* **Material shown**
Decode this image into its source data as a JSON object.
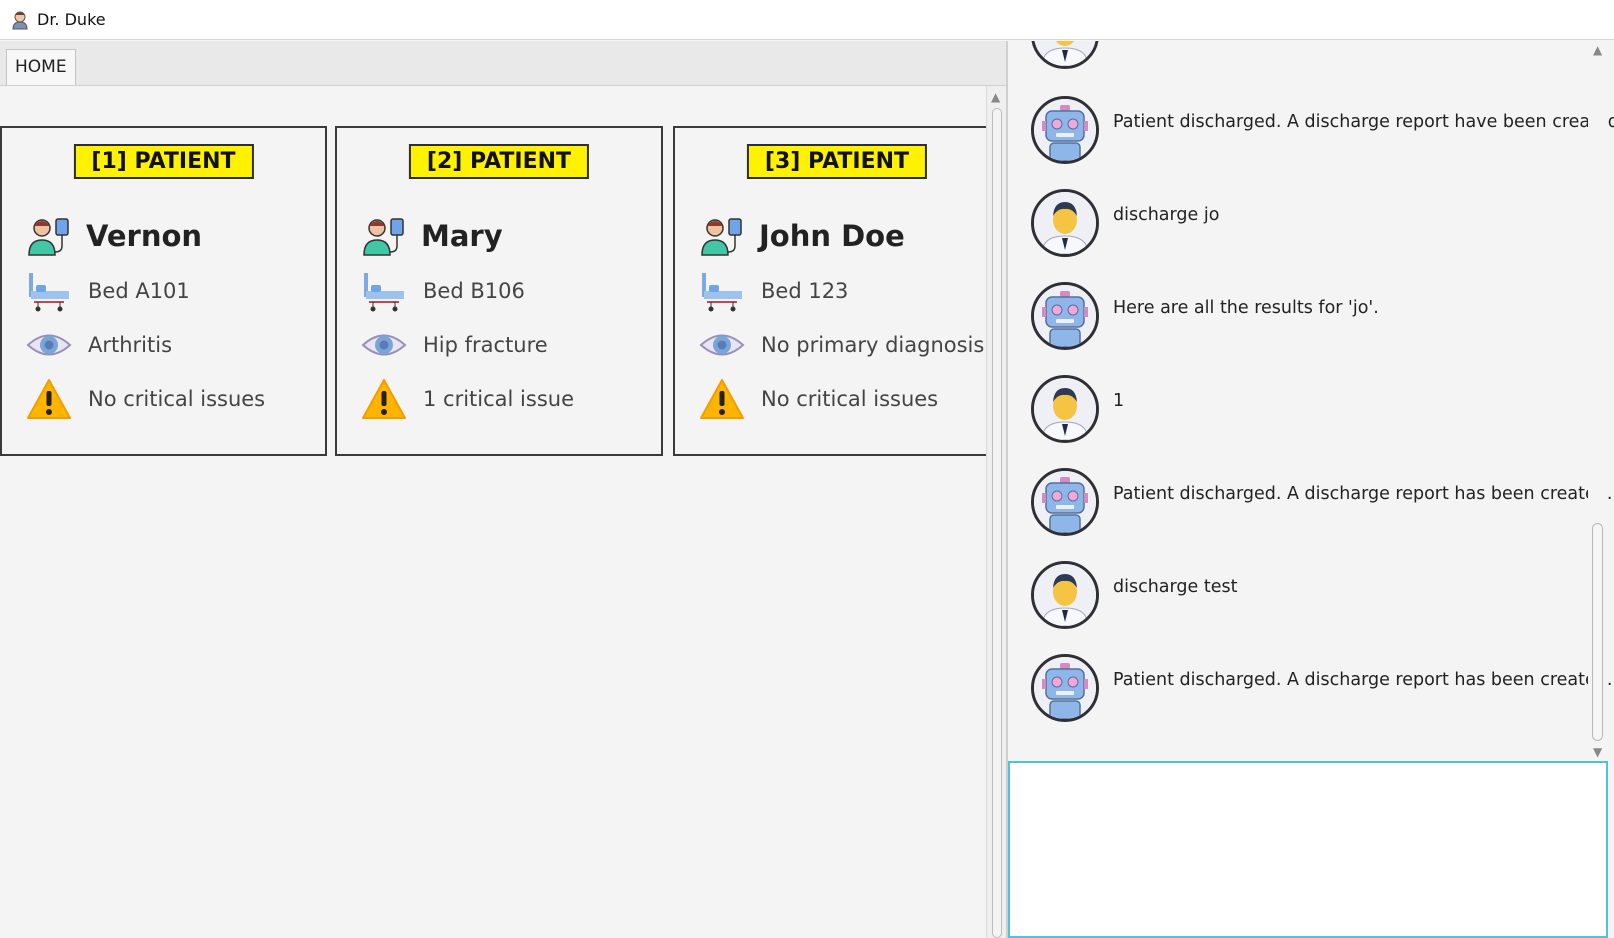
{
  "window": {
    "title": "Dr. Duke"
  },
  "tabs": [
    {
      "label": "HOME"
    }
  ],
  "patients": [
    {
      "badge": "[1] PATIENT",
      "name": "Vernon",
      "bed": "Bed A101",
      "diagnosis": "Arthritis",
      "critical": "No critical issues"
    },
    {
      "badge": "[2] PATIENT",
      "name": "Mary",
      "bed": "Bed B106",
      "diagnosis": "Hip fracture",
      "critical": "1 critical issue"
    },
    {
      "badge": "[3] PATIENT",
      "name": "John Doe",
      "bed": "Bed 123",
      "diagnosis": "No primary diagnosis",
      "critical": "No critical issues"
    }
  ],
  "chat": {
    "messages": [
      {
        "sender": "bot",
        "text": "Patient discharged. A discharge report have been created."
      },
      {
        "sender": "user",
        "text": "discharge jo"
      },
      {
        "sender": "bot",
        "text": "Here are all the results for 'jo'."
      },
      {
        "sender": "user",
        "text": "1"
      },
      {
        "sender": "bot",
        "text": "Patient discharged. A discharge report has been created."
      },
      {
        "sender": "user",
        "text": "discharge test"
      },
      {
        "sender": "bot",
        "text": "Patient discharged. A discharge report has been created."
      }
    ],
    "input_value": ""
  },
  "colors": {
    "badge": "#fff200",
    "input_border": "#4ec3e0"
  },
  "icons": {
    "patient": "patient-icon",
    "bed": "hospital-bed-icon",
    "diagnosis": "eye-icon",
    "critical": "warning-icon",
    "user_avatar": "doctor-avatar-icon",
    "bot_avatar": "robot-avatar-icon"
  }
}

--

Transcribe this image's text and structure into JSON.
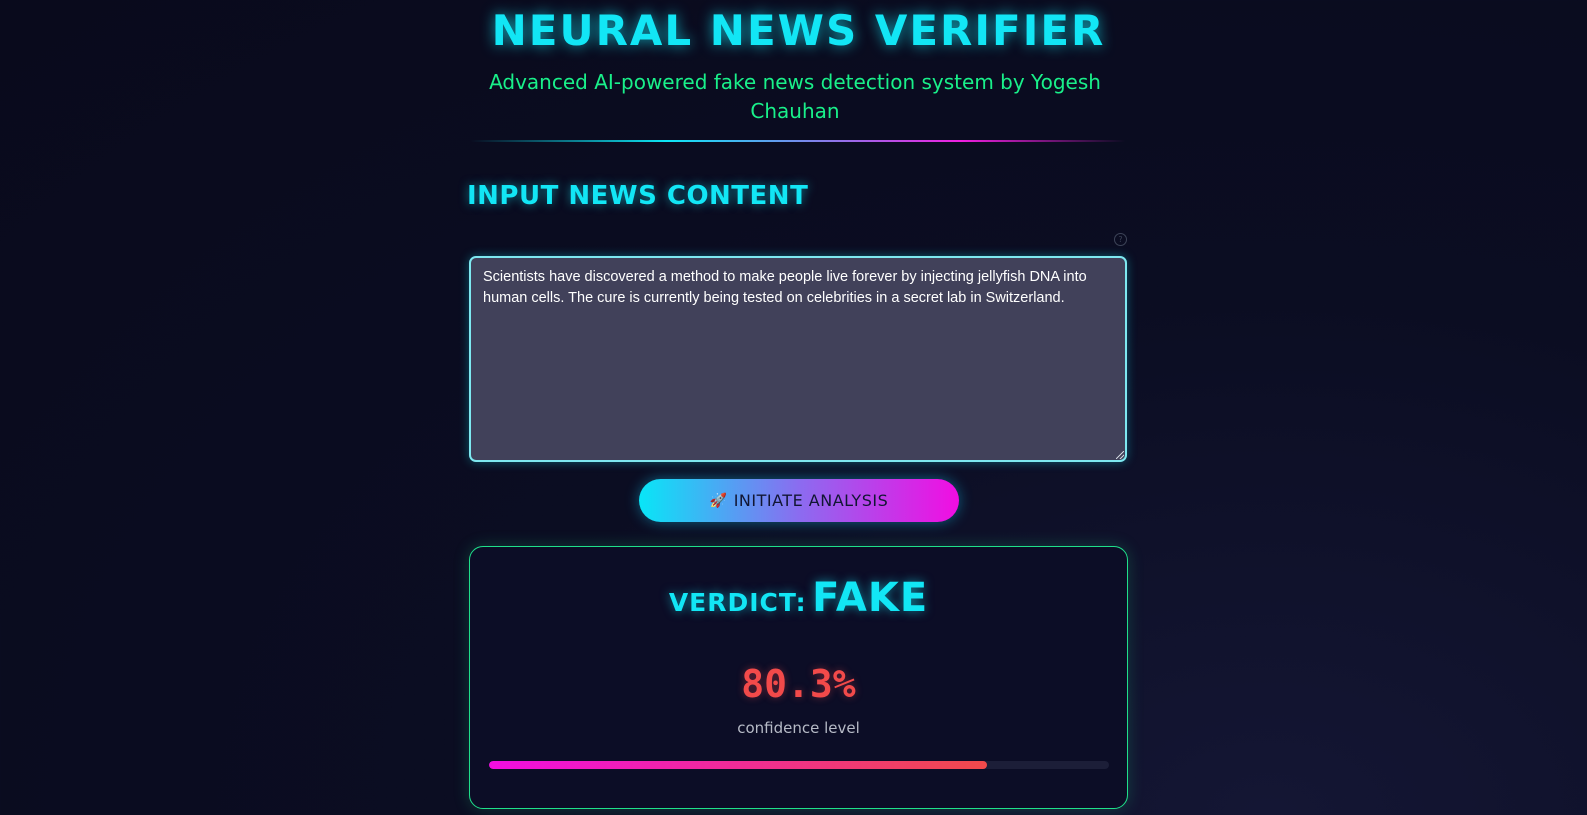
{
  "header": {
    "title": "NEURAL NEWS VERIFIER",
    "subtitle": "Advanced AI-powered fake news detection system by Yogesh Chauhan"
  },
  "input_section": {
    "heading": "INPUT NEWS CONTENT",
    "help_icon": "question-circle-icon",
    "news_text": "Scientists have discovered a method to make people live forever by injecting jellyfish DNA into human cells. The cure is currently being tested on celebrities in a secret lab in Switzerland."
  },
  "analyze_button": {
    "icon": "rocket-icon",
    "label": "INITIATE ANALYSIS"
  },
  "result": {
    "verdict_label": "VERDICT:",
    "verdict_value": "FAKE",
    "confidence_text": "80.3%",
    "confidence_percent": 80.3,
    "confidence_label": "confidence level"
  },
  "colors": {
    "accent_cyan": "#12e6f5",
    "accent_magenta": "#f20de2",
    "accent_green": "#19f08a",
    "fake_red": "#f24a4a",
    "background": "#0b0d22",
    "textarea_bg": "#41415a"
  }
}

==

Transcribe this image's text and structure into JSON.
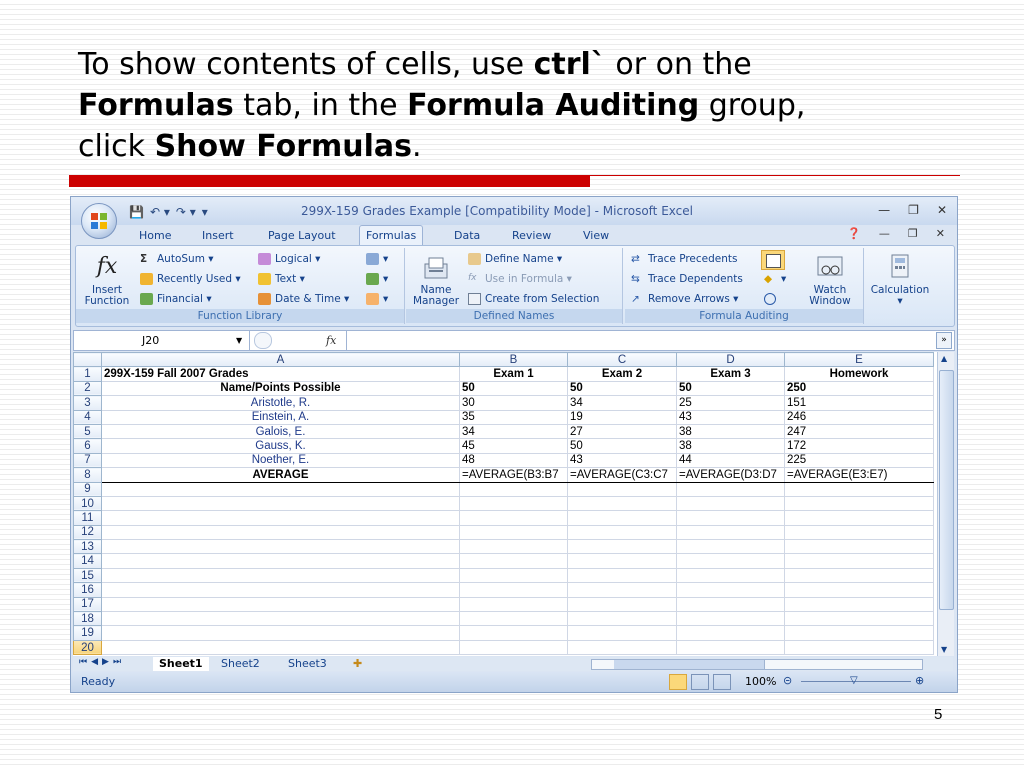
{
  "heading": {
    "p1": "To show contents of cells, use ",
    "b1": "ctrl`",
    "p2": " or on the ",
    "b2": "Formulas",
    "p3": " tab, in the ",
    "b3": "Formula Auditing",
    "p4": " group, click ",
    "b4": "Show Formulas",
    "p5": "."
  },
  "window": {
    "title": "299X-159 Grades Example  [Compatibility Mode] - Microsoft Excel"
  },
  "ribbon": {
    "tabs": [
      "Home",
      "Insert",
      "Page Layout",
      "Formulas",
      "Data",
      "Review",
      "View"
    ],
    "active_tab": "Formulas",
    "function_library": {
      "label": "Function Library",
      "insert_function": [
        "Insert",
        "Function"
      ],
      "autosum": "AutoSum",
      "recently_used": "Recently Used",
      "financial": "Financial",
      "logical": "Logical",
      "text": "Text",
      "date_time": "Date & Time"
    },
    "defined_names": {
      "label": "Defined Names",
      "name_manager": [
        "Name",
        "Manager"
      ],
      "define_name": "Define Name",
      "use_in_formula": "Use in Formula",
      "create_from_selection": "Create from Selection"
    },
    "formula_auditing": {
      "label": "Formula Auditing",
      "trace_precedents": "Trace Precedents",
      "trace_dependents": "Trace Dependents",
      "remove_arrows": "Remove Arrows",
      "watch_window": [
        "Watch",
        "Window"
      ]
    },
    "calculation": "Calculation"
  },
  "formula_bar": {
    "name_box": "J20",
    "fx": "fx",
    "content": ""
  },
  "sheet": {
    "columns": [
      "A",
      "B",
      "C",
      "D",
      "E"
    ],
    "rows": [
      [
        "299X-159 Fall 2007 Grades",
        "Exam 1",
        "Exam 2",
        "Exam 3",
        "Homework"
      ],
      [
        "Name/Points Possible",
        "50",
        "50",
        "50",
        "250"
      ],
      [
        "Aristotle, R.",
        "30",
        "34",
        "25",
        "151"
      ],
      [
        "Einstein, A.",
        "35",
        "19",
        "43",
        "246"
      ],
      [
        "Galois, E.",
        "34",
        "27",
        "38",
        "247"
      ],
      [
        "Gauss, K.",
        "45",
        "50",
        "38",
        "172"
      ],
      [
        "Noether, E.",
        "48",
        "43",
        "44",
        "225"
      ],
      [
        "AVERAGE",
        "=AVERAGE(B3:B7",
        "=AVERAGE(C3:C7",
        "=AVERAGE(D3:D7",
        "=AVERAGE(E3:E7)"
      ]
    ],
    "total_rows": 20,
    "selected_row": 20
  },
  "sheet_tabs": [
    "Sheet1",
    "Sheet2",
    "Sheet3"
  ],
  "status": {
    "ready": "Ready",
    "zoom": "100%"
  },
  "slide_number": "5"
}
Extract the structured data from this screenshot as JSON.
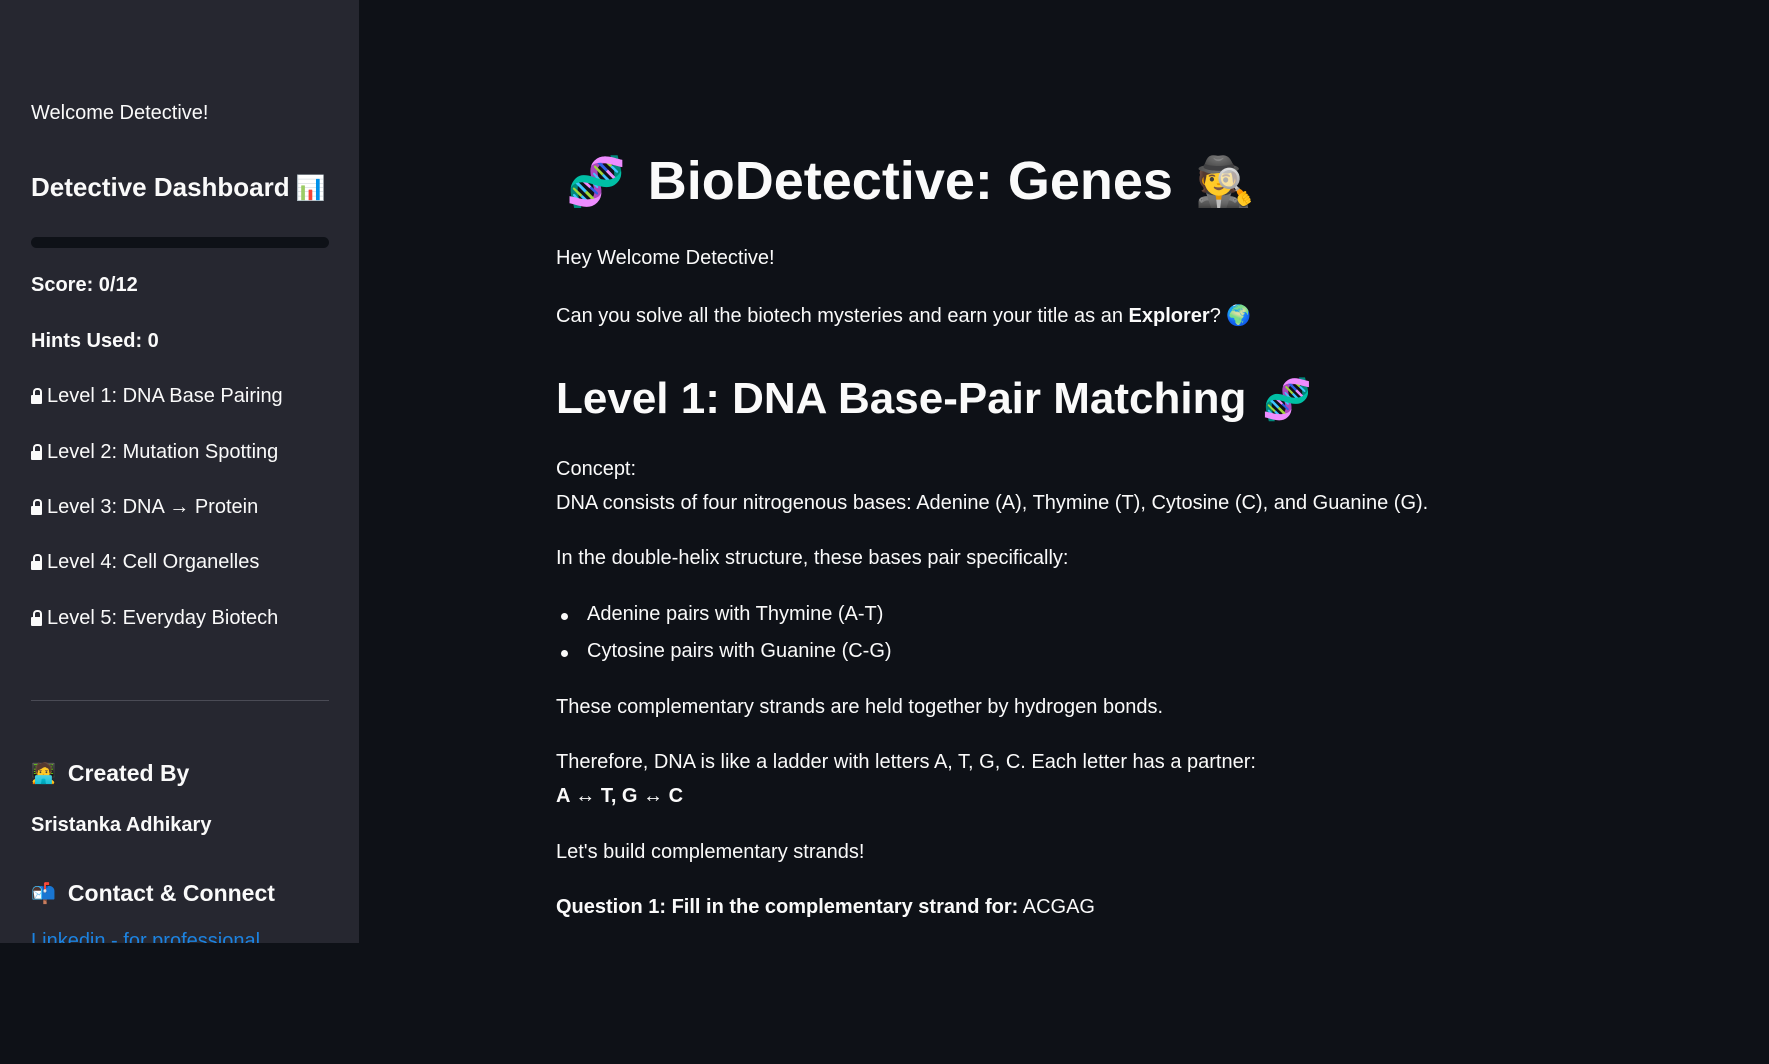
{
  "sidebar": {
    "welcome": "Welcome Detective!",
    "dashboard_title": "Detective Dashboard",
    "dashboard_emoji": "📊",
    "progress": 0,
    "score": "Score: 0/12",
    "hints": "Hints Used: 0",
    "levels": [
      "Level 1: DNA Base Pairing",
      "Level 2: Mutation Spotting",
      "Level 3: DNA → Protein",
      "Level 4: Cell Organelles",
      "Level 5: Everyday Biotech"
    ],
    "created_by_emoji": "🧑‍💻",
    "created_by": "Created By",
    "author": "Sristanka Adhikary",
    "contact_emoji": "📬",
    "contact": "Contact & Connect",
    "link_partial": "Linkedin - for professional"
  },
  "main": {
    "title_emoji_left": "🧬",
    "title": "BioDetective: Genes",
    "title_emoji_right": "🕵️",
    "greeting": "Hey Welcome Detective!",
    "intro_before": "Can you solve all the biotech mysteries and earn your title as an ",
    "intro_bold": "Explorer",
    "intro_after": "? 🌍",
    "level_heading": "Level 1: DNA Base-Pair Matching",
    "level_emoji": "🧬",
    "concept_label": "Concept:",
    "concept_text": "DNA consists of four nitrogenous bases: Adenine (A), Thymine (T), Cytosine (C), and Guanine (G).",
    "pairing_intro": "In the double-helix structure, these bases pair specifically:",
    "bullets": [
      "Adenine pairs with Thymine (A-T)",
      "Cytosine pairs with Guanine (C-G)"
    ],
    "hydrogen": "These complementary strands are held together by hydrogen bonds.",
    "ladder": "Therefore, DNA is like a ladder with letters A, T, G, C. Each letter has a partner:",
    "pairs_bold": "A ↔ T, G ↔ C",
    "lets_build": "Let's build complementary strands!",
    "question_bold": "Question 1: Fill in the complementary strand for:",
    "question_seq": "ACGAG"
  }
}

* **Work item**
Pull every line holding "have" out of the records.

* **Solution to the problem**
        "text": "Patient discharged. A discharge report have been created."
    "news_text": "Scientists have discovered a method to make people live forever by injecting jellyfish DNA into human cells. The cure is currently being tested on celebrities in a secret lab in Switzerland."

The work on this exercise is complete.